### VOTRE TÂCHE:
Pouvez-vous recopier telles quelles, dans les enregistrements ci-dessous, toutes les lignes depuis celle qui contient "reset-validation-button[interactable]: reset validation" jusqu'à celle qui contient "browser-nav-bar: https://urgi.versailles.inrae.fr 67", ces deux lignes comprises ?

### DONNÉES BRUTES:

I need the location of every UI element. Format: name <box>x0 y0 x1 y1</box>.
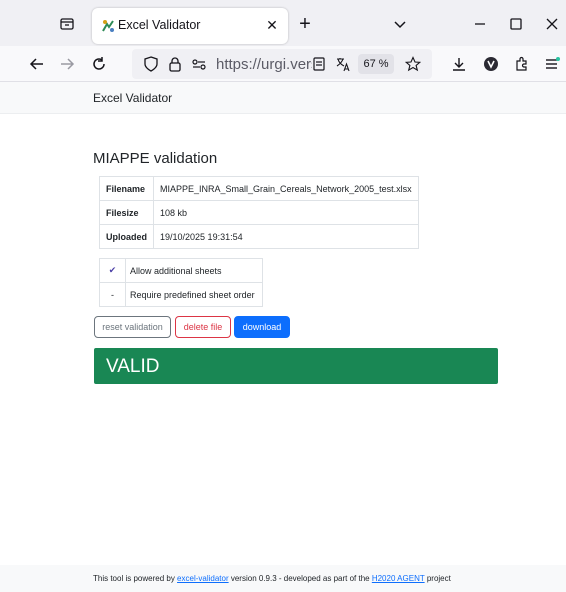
reset-validation-button[interactable]: reset validation <box>94 316 171 338</box>
footer-prefix: This tool is powered by <box>93 574 178 583</box>
file-info-key: Uploaded <box>98 224 155 249</box>
translate-icon[interactable] <box>332 53 354 75</box>
shield-icon[interactable] <box>140 53 162 75</box>
file-info-table: Filename MIAPPE_INRA_Small_Grain_Cereals… <box>98 176 419 249</box>
file-info-value: 19/10/2025 19:31:54 <box>153 224 419 249</box>
file-info-value: MIAPPE_INRA_Small_Grain_Cereals_Network_… <box>153 176 419 201</box>
table-row: Filesize 108 kb <box>98 200 419 225</box>
check-icon: ✔ <box>99 258 126 283</box>
table-row: Uploaded 19/10/2025 19:31:54 <box>98 224 419 249</box>
tab-list-icon[interactable] <box>52 12 82 36</box>
file-info-key: Filename <box>98 176 155 201</box>
footer-text: This tool is powered by excel-validator … <box>93 574 451 583</box>
forward-arrow-icon[interactable] <box>56 53 78 75</box>
minimize-icon[interactable] <box>470 14 490 34</box>
footer-suffix: project <box>424 574 451 583</box>
address-bar[interactable]: https://urgi.versailles.inrae.fr 67 % <box>132 49 432 79</box>
chevron-down-icon[interactable] <box>390 14 410 34</box>
browser-nav-bar: https://urgi.versailles.inrae.fr 67 % <box>0 46 566 82</box>
table-row: - Require predefined sheet order <box>99 282 263 307</box>
reader-view-icon[interactable] <box>308 53 330 75</box>
validation-status: VALID <box>106 356 160 377</box>
footer-middle: version 0.9.3 - developed as part of the <box>228 574 372 583</box>
dash-icon: - <box>99 282 126 307</box>
app-name[interactable]: Excel Validator <box>93 91 172 105</box>
new-tab-button[interactable]: + <box>292 12 318 38</box>
table-row: Filename MIAPPE_INRA_Small_Grain_Cereals… <box>98 176 419 201</box>
menu-icon[interactable] <box>541 53 563 75</box>
page-title: MIAPPE validation <box>93 150 218 167</box>
h2020-agent-link[interactable]: H2020 AGENT <box>372 574 425 583</box>
option-label: Allow additional sheets <box>125 258 263 283</box>
app-header: Excel Validator <box>0 82 566 114</box>
excel-validator-link[interactable]: excel-validator <box>177 574 229 583</box>
download-icon[interactable] <box>448 53 470 75</box>
file-info-key: Filesize <box>98 200 155 225</box>
file-info-value: 108 kb <box>153 200 419 225</box>
extensions-icon[interactable] <box>511 53 533 75</box>
star-icon[interactable] <box>402 53 424 75</box>
url-text[interactable]: https://urgi.versailles.inrae.fr <box>216 56 312 73</box>
permissions-icon[interactable] <box>188 53 210 75</box>
window-close-icon[interactable] <box>542 14 562 34</box>
validation-status-banner: VALID <box>94 348 498 384</box>
download-button[interactable]: download <box>234 316 290 338</box>
profile-icon[interactable] <box>480 53 502 75</box>
page-footer: This tool is powered by excel-validator … <box>0 565 566 592</box>
table-row: ✔ Allow additional sheets <box>99 258 263 283</box>
maximize-icon[interactable] <box>506 14 526 34</box>
lock-icon[interactable] <box>164 53 186 75</box>
back-arrow-icon[interactable] <box>26 53 48 75</box>
validation-options-table: ✔ Allow additional sheets - Require pred… <box>99 258 263 307</box>
option-label: Require predefined sheet order <box>125 282 263 307</box>
delete-file-button[interactable]: delete file <box>175 316 231 338</box>
tab-title: Excel Validator <box>118 18 201 32</box>
browser-tab-bar: Excel Validator ✕ + <box>0 0 566 46</box>
reload-icon[interactable] <box>88 53 110 75</box>
zoom-level-badge[interactable]: 67 % <box>358 54 394 74</box>
browser-tab[interactable]: Excel Validator ✕ <box>92 8 288 44</box>
tab-close-icon[interactable]: ✕ <box>262 15 282 35</box>
excel-validator-favicon <box>100 18 116 34</box>
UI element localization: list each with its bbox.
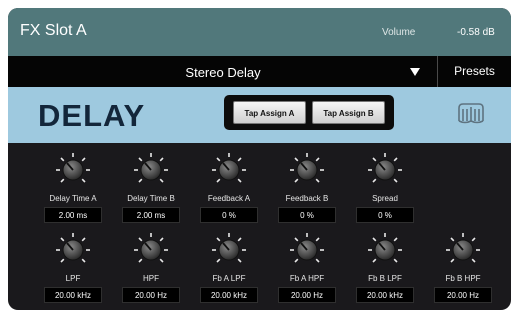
fb-b-lpf-knob[interactable] (360, 231, 410, 269)
volume-label: Volume (382, 27, 416, 38)
delay-time-b-value[interactable]: 2.00 ms (122, 207, 180, 223)
preset-bar: Stereo Delay Presets (8, 56, 511, 87)
tap-assign-group: Tap Assign A Tap Assign B (224, 95, 394, 130)
delay-time-a-knob[interactable] (48, 151, 98, 189)
delay-time-b-label: Delay Time B (127, 194, 175, 203)
fx-panel: FX Slot A Volume -0.58 dB Stereo Delay P… (8, 8, 511, 310)
fb-b-hpf-value[interactable]: 20.00 Hz (434, 287, 492, 303)
delay-time-b-knob[interactable] (126, 151, 176, 189)
brand-logo-icon (454, 99, 488, 129)
delay-time-a-label: Delay Time A (49, 194, 97, 203)
fb-a-lpf-label: Fb A LPF (212, 274, 246, 283)
spread-knob[interactable] (360, 151, 410, 189)
fb-a-lpf-knob[interactable] (204, 231, 254, 269)
effect-title-band: DELAY Tap Assign A Tap Assign B (8, 87, 511, 143)
fb-a-lpf-value[interactable]: 20.00 kHz (200, 287, 258, 303)
fb-b-lpf-label: Fb B LPF (368, 274, 402, 283)
feedback-b-knob[interactable] (282, 151, 332, 189)
tap-assign-b-button[interactable]: Tap Assign B (312, 101, 385, 124)
fx-slot-title: FX Slot A (20, 22, 87, 39)
header-bar: FX Slot A Volume -0.58 dB (8, 8, 511, 56)
volume-value[interactable]: -0.58 dB (457, 27, 495, 38)
hpf-knob[interactable] (126, 231, 176, 269)
feedback-b-label: Feedback B (285, 194, 329, 203)
lpf-value[interactable]: 20.00 kHz (44, 287, 102, 303)
tap-assign-a-button[interactable]: Tap Assign A (233, 101, 306, 124)
presets-button[interactable]: Presets (438, 56, 511, 87)
lpf-knob[interactable] (48, 231, 98, 269)
fb-b-hpf-knob[interactable] (438, 231, 488, 269)
spread-label: Spread (372, 194, 398, 203)
fb-b-lpf-value[interactable]: 20.00 kHz (356, 287, 414, 303)
feedback-b-value[interactable]: 0 % (278, 207, 336, 223)
feedback-a-value[interactable]: 0 % (200, 207, 258, 223)
feedback-a-label: Feedback A (207, 194, 251, 203)
hpf-label: HPF (143, 274, 159, 283)
dropdown-arrow-icon[interactable] (410, 68, 420, 76)
feedback-a-knob[interactable] (204, 151, 254, 189)
fb-a-hpf-value[interactable]: 20.00 Hz (278, 287, 336, 303)
delay-time-a-value[interactable]: 2.00 ms (44, 207, 102, 223)
spread-value[interactable]: 0 % (356, 207, 414, 223)
effect-title: DELAY (38, 98, 146, 133)
preset-selector[interactable]: Stereo Delay (8, 65, 438, 80)
fb-a-hpf-label: Fb A HPF (289, 274, 325, 283)
hpf-value[interactable]: 20.00 Hz (122, 287, 180, 303)
lpf-label: LPF (65, 274, 81, 283)
fb-b-hpf-label: Fb B HPF (445, 274, 481, 283)
fb-a-hpf-knob[interactable] (282, 231, 332, 269)
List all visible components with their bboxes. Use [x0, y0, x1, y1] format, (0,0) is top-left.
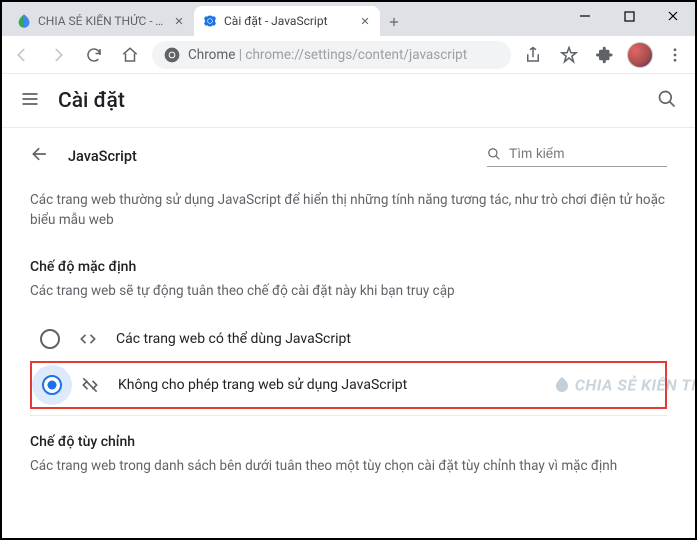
nav-forward-button	[44, 41, 72, 69]
gear-icon	[202, 13, 218, 29]
bookmark-button[interactable]	[555, 41, 583, 69]
radio-button[interactable]	[42, 375, 62, 395]
reload-button[interactable]	[80, 41, 108, 69]
browser-tab-1[interactable]: Cài đặt - JavaScript	[194, 6, 380, 36]
address-bar: Chrome | chrome://settings/content/javas…	[2, 36, 695, 74]
search-field[interactable]	[487, 146, 667, 167]
home-button[interactable]	[116, 41, 144, 69]
radio-label: Các trang web có thể dùng JavaScript	[116, 331, 351, 347]
share-button[interactable]	[519, 41, 547, 69]
page-title: Cài đặt	[58, 89, 657, 113]
extensions-button[interactable]	[591, 41, 619, 69]
radio-option-allow[interactable]: Các trang web có thể dùng JavaScript	[30, 317, 667, 361]
chrome-icon	[164, 47, 180, 63]
section-title: JavaScript	[68, 148, 469, 165]
extensions-area	[519, 41, 689, 69]
close-icon[interactable]	[172, 14, 186, 28]
close-window-button[interactable]	[651, 2, 695, 30]
watermark-text: CHIA SẺ KIẾN THỨC	[553, 375, 695, 394]
custom-behavior-title: Chế độ tùy chỉnh	[30, 434, 667, 450]
window-controls	[563, 2, 695, 36]
settings-header: Cài đặt	[2, 74, 695, 128]
tab-strip: CHIA SẺ KIẾN THỨC - Trang Cài đặt - Java…	[2, 2, 563, 36]
section-header: JavaScript	[30, 144, 667, 168]
search-input[interactable]	[509, 146, 667, 161]
radio-option-block[interactable]: Không cho phép trang web sử dụng JavaScr…	[30, 361, 667, 409]
menu-icon[interactable]	[20, 89, 40, 113]
close-icon[interactable]	[358, 14, 372, 28]
minimize-button[interactable]	[563, 2, 607, 30]
maximize-button[interactable]	[607, 2, 651, 30]
tab-label: Cài đặt - JavaScript	[224, 14, 352, 28]
default-behavior-title: Chế độ mặc định	[30, 259, 667, 275]
default-behavior-description: Các trang web sẽ tự động tuân theo chế đ…	[30, 283, 667, 299]
profile-avatar[interactable]	[627, 42, 653, 68]
menu-button[interactable]	[661, 41, 689, 69]
radio-label: Không cho phép trang web sử dụng JavaScr…	[118, 377, 407, 393]
search-icon	[487, 146, 501, 162]
omnibox[interactable]: Chrome | chrome://settings/content/javas…	[152, 41, 511, 69]
url-text: Chrome | chrome://settings/content/javas…	[188, 47, 467, 63]
new-tab-button[interactable]	[380, 8, 408, 36]
nav-back-button	[8, 41, 36, 69]
custom-behavior-description: Các trang web trong danh sách bên dưới t…	[30, 458, 667, 474]
radio-button[interactable]	[40, 329, 60, 349]
tab-label: CHIA SẺ KIẾN THỨC - Trang	[38, 14, 166, 28]
browser-tab-0[interactable]: CHIA SẺ KIẾN THỨC - Trang	[8, 6, 194, 36]
leaf-icon	[16, 13, 32, 29]
header-search-button[interactable]	[657, 89, 677, 113]
code-icon	[78, 329, 98, 349]
code-off-icon	[80, 375, 100, 395]
window-titlebar: CHIA SẺ KIẾN THỨC - Trang Cài đặt - Java…	[2, 2, 695, 36]
divider	[30, 415, 667, 416]
section-description: Các trang web thường sử dụng JavaScript …	[30, 190, 667, 231]
back-button[interactable]	[30, 144, 50, 168]
settings-content: JavaScript Các trang web thường sử dụng …	[2, 128, 695, 538]
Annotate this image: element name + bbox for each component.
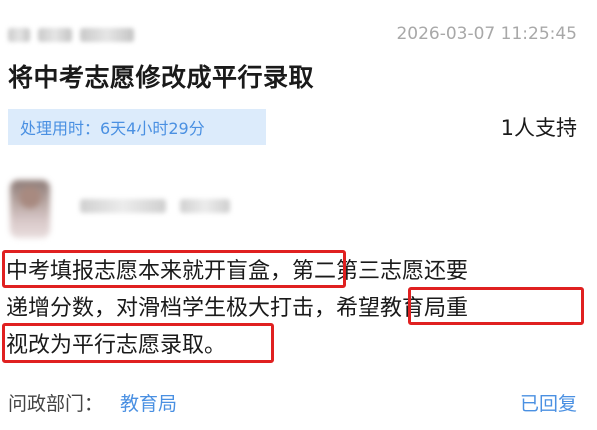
dept-name-link[interactable]: 教育局 — [120, 389, 177, 416]
red-highlight-box-2 — [408, 287, 584, 325]
red-highlight-box-3 — [2, 323, 274, 363]
comment-text-2: 递增分数，对滑档学生极大打击， — [6, 296, 337, 321]
red-highlight-box-1 — [2, 250, 346, 288]
post-title: 将中考志愿修改成平行录取 — [8, 63, 315, 92]
processing-time-text: 处理用时：6天4小时29分 — [20, 119, 205, 138]
blurred-commenter-name — [80, 196, 280, 216]
support-count[interactable]: 1人支持 — [501, 112, 577, 142]
dept-label: 问政部门： — [8, 393, 104, 415]
post-timestamp: 2026-03-07 11:25:45 — [396, 24, 577, 44]
blurred-username — [8, 24, 148, 48]
reply-status-link[interactable]: 已回复 — [520, 389, 577, 416]
avatar — [10, 180, 50, 238]
processing-time-badge: 处理用时：6天4小时29分 — [8, 109, 266, 145]
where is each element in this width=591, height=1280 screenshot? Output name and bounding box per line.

### SOLUTION:
reset-validation-button[interactable]: reset validation <box>94 316 171 338</box>
footer-prefix: This tool is powered by <box>93 574 178 583</box>
file-info-key: Uploaded <box>98 224 155 249</box>
translate-icon[interactable] <box>332 53 354 75</box>
shield-icon[interactable] <box>140 53 162 75</box>
file-info-table: Filename MIAPPE_INRA_Small_Grain_Cereals… <box>98 176 419 249</box>
file-info-value: 19/10/2025 19:31:54 <box>153 224 419 249</box>
file-info-value: MIAPPE_INRA_Small_Grain_Cereals_Network_… <box>153 176 419 201</box>
table-row: Filesize 108 kb <box>98 200 419 225</box>
check-icon: ✔ <box>99 258 126 283</box>
table-row: Uploaded 19/10/2025 19:31:54 <box>98 224 419 249</box>
tab-list-icon[interactable] <box>52 12 82 36</box>
file-info-key: Filename <box>98 176 155 201</box>
footer-text: This tool is powered by excel-validator … <box>93 574 451 583</box>
forward-arrow-icon[interactable] <box>56 53 78 75</box>
minimize-icon[interactable] <box>470 14 490 34</box>
footer-suffix: project <box>424 574 451 583</box>
address-bar[interactable]: https://urgi.versailles.inrae.fr 67 % <box>132 49 432 79</box>
chevron-down-icon[interactable] <box>390 14 410 34</box>
browser-nav-bar: https://urgi.versailles.inrae.fr 67 % <box>0 46 566 82</box>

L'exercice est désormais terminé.